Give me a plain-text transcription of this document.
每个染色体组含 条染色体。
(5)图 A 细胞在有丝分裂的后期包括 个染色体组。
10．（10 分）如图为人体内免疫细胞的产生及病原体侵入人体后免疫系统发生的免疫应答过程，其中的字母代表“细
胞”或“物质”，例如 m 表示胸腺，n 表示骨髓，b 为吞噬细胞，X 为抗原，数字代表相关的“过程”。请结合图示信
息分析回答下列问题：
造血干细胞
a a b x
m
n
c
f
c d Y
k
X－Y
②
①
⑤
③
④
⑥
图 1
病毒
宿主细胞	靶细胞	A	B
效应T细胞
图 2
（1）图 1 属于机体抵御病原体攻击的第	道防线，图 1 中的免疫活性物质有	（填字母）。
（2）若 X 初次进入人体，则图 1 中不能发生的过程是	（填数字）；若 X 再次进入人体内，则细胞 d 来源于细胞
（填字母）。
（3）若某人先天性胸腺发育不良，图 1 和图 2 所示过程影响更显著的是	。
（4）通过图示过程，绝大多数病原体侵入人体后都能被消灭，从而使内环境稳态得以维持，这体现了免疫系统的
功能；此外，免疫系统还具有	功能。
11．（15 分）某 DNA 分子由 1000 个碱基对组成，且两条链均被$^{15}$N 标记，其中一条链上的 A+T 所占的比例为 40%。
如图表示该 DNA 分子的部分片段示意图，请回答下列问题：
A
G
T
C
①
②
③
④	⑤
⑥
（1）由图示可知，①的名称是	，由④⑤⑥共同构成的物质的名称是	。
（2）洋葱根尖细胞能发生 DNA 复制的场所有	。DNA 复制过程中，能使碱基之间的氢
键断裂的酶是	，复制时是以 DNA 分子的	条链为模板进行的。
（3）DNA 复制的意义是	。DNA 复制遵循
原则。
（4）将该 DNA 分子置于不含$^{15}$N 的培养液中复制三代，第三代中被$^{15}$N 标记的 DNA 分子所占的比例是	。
○ ○ ○ ○ ○
**Objective:**
Transcribe all of the lines in the records precisely.

**Finished exercise:**
Give me a plain-text transcription of this document.
每个染色体组含 条染色体。
(5)图 A 细胞在有丝分裂的后期包括 个染色体组。
10．（10 分）如图为人体内免疫细胞的产生及病原体侵入人体后免疫系统发生的免疫应答过程，其中的字母代表“细
胞”或“物质”，例如 m 表示胸腺，n 表示骨髓，b 为吞噬细胞，X 为抗原，数字代表相关的“过程”。请结合图示信
息分析回答下列问题：
造血干细胞
a a b x
m
n
c
f
c d Y
k
X－Y
②
①
⑤
③
④
⑥
图 1
病毒
宿主细胞	靶细胞	A	B
效应T细胞
图 2
（1）图 1 属于机体抵御病原体攻击的第	道防线，图 1 中的免疫活性物质有	（填字母）。
（2）若 X 初次进入人体，则图 1 中不能发生的过程是	（填数字）；若 X 再次进入人体内，则细胞 d 来源于细胞
（填字母）。
（3）若某人先天性胸腺发育不良，图 1 和图 2 所示过程影响更显著的是	。
（4）通过图示过程，绝大多数病原体侵入人体后都能被消灭，从而使内环境稳态得以维持，这体现了免疫系统的
功能；此外，免疫系统还具有	功能。
11．（15 分）某 DNA 分子由 1000 个碱基对组成，且两条链均被$^{15}$N 标记，其中一条链上的 A+T 所占的比例为 40%。
如图表示该 DNA 分子的部分片段示意图，请回答下列问题：
A
G
T
C
①
②
③
④	⑤
⑥
（1）由图示可知，①的名称是	，由④⑤⑥共同构成的物质的名称是	。
（2）洋葱根尖细胞能发生 DNA 复制的场所有	。DNA 复制过程中，能使碱基之间的氢
键断裂的酶是	，复制时是以 DNA 分子的	条链为模板进行的。
（3）DNA 复制的意义是	。DNA 复制遵循
原则。
（4）将该 DNA 分子置于不含$^{15}$N 的培养液中复制三代，第三代中被$^{15}$N 标记的 DNA 分子所占的比例是	。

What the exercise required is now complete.